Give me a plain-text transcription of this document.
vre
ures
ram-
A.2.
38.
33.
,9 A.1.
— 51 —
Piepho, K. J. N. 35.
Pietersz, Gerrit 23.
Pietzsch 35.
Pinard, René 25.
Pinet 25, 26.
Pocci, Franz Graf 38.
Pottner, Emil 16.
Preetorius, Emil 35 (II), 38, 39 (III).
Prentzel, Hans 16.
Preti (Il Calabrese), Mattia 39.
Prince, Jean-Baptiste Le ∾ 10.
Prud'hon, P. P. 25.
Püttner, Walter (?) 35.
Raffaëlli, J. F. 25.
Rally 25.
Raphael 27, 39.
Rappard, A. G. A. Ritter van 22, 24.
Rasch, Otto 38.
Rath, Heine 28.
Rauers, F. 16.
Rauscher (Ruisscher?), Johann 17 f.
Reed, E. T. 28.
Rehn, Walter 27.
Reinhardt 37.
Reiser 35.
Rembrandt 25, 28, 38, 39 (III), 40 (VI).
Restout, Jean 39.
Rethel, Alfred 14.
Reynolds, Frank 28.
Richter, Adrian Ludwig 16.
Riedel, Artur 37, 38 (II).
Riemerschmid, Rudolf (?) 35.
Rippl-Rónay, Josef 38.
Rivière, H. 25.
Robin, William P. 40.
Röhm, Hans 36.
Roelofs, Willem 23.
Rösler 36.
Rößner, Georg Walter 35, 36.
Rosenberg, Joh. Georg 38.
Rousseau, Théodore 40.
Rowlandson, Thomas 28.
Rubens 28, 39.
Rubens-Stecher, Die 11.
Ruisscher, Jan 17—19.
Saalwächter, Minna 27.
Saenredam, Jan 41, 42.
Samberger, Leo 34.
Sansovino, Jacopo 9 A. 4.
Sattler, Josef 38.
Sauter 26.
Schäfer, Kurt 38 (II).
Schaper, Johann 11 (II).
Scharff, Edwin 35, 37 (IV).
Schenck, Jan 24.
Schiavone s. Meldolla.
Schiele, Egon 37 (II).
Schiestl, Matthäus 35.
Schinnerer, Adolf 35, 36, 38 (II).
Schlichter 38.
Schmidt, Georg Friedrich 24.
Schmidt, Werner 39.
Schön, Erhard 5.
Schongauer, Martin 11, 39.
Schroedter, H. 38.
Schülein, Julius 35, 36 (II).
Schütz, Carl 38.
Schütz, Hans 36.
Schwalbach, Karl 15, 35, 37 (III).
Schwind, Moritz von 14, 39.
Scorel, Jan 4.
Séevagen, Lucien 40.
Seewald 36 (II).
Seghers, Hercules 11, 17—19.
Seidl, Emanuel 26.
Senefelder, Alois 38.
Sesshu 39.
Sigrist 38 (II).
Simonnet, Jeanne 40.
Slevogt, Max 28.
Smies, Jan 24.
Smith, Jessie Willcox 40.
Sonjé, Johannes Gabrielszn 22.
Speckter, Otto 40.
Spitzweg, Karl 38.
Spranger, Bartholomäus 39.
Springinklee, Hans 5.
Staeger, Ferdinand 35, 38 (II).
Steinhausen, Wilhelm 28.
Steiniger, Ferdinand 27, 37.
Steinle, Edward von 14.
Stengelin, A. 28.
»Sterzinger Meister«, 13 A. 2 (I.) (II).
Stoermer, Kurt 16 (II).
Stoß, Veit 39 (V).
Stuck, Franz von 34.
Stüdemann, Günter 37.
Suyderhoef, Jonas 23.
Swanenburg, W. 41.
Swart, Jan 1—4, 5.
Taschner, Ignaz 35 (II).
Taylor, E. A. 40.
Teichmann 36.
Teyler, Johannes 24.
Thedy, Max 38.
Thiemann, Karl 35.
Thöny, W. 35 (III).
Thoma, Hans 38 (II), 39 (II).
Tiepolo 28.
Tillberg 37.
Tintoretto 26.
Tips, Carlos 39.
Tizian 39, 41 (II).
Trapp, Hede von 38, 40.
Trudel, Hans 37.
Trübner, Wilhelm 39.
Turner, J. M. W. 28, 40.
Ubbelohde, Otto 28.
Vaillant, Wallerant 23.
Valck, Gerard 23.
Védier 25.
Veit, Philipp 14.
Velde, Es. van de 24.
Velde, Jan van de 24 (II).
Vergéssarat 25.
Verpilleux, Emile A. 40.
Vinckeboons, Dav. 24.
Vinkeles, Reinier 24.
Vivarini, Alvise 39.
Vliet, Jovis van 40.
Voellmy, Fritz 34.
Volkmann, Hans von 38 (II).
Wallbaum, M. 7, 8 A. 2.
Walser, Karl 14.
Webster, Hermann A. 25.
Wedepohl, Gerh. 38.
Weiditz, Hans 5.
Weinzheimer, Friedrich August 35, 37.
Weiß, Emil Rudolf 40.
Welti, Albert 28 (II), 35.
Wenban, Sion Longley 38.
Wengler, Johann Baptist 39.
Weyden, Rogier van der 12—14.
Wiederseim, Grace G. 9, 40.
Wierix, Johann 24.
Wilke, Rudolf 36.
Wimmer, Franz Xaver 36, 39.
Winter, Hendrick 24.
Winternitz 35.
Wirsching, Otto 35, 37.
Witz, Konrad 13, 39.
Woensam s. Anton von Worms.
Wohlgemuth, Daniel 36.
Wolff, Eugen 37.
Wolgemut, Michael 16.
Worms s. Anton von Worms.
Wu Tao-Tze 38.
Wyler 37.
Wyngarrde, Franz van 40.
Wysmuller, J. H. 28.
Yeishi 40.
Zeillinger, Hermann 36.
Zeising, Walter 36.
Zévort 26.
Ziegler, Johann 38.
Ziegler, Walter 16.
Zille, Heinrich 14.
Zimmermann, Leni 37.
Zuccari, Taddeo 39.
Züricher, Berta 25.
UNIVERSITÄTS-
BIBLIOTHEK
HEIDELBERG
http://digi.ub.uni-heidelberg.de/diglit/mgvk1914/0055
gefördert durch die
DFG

__EXERCISE TASK__
Copy every line of the material, please, keeping it exactly the same.

__SOLUTION FOR THIS PROBLEM__
Give me a plain-text transcription of this document.
vre
ures
ram-
A.2.
38.
33.
,9 A.1.
— 51 —
Piepho, K. J. N. 35.
Pietersz, Gerrit 23.
Pietzsch 35.
Pinard, René 25.
Pinet 25, 26.
Pocci, Franz Graf 38.
Pottner, Emil 16.
Preetorius, Emil 35 (II), 38, 39 (III).
Prentzel, Hans 16.
Preti (Il Calabrese), Mattia 39.
Prince, Jean-Baptiste Le ∾ 10.
Prud'hon, P. P. 25.
Püttner, Walter (?) 35.
Raffaëlli, J. F. 25.
Rally 25.
Raphael 27, 39.
Rappard, A. G. A. Ritter van 22, 24.
Rasch, Otto 38.
Rath, Heine 28.
Rauers, F. 16.
Rauscher (Ruisscher?), Johann 17 f.
Reed, E. T. 28.
Rehn, Walter 27.
Reinhardt 37.
Reiser 35.
Rembrandt 25, 28, 38, 39 (III), 40 (VI).
Restout, Jean 39.
Rethel, Alfred 14.
Reynolds, Frank 28.
Richter, Adrian Ludwig 16.
Riedel, Artur 37, 38 (II).
Riemerschmid, Rudolf (?) 35.
Rippl-Rónay, Josef 38.
Rivière, H. 25.
Robin, William P. 40.
Röhm, Hans 36.
Roelofs, Willem 23.
Rösler 36.
Rößner, Georg Walter 35, 36.
Rosenberg, Joh. Georg 38.
Rousseau, Théodore 40.
Rowlandson, Thomas 28.
Rubens 28, 39.
Rubens-Stecher, Die 11.
Ruisscher, Jan 17—19.
Saalwächter, Minna 27.
Saenredam, Jan 41, 42.
Samberger, Leo 34.
Sansovino, Jacopo 9 A. 4.
Sattler, Josef 38.
Sauter 26.
Schäfer, Kurt 38 (II).
Schaper, Johann 11 (II).
Scharff, Edwin 35, 37 (IV).
Schenck, Jan 24.
Schiavone s. Meldolla.
Schiele, Egon 37 (II).
Schiestl, Matthäus 35.
Schinnerer, Adolf 35, 36, 38 (II).
Schlichter 38.
Schmidt, Georg Friedrich 24.
Schmidt, Werner 39.
Schön, Erhard 5.
Schongauer, Martin 11, 39.
Schroedter, H. 38.
Schülein, Julius 35, 36 (II).
Schütz, Carl 38.
Schütz, Hans 36.
Schwalbach, Karl 15, 35, 37 (III).
Schwind, Moritz von 14, 39.
Scorel, Jan 4.
Séevagen, Lucien 40.
Seewald 36 (II).
Seghers, Hercules 11, 17—19.
Seidl, Emanuel 26.
Senefelder, Alois 38.
Sesshu 39.
Sigrist 38 (II).
Simonnet, Jeanne 40.
Slevogt, Max 28.
Smies, Jan 24.
Smith, Jessie Willcox 40.
Sonjé, Johannes Gabrielszn 22.
Speckter, Otto 40.
Spitzweg, Karl 38.
Spranger, Bartholomäus 39.
Springinklee, Hans 5.
Staeger, Ferdinand 35, 38 (II).
Steinhausen, Wilhelm 28.
Steiniger, Ferdinand 27, 37.
Steinle, Edward von 14.
Stengelin, A. 28.
»Sterzinger Meister«, 13 A. 2 (I.) (II).
Stoermer, Kurt 16 (II).
Stoß, Veit 39 (V).
Stuck, Franz von 34.
Stüdemann, Günter 37.
Suyderhoef, Jonas 23.
Swanenburg, W. 41.
Swart, Jan 1—4, 5.
Taschner, Ignaz 35 (II).
Taylor, E. A. 40.
Teichmann 36.
Teyler, Johannes 24.
Thedy, Max 38.
Thiemann, Karl 35.
Thöny, W. 35 (III).
Thoma, Hans 38 (II), 39 (II).
Tiepolo 28.
Tillberg 37.
Tintoretto 26.
Tips, Carlos 39.
Tizian 39, 41 (II).
Trapp, Hede von 38, 40.
Trudel, Hans 37.
Trübner, Wilhelm 39.
Turner, J. M. W. 28, 40.
Ubbelohde, Otto 28.
Vaillant, Wallerant 23.
Valck, Gerard 23.
Védier 25.
Veit, Philipp 14.
Velde, Es. van de 24.
Velde, Jan van de 24 (II).
Vergéssarat 25.
Verpilleux, Emile A. 40.
Vinckeboons, Dav. 24.
Vinkeles, Reinier 24.
Vivarini, Alvise 39.
Vliet, Jovis van 40.
Voellmy, Fritz 34.
Volkmann, Hans von 38 (II).
Wallbaum, M. 7, 8 A. 2.
Walser, Karl 14.
Webster, Hermann A. 25.
Wedepohl, Gerh. 38.
Weiditz, Hans 5.
Weinzheimer, Friedrich August 35, 37.
Weiß, Emil Rudolf 40.
Welti, Albert 28 (II), 35.
Wenban, Sion Longley 38.
Wengler, Johann Baptist 39.
Weyden, Rogier van der 12—14.
Wiederseim, Grace G. 9, 40.
Wierix, Johann 24.
Wilke, Rudolf 36.
Wimmer, Franz Xaver 36, 39.
Winter, Hendrick 24.
Winternitz 35.
Wirsching, Otto 35, 37.
Witz, Konrad 13, 39.
Woensam s. Anton von Worms.
Wohlgemuth, Daniel 36.
Wolff, Eugen 37.
Wolgemut, Michael 16.
Worms s. Anton von Worms.
Wu Tao-Tze 38.
Wyler 37.
Wyngarrde, Franz van 40.
Wysmuller, J. H. 28.
Yeishi 40.
Zeillinger, Hermann 36.
Zeising, Walter 36.
Zévort 26.
Ziegler, Johann 38.
Ziegler, Walter 16.
Zille, Heinrich 14.
Zimmermann, Leni 37.
Zuccari, Taddeo 39.
Züricher, Berta 25.
UNIVERSITÄTS-
BIBLIOTHEK
HEIDELBERG
http://digi.ub.uni-heidelberg.de/diglit/mgvk1914/0055
gefördert durch die
DFG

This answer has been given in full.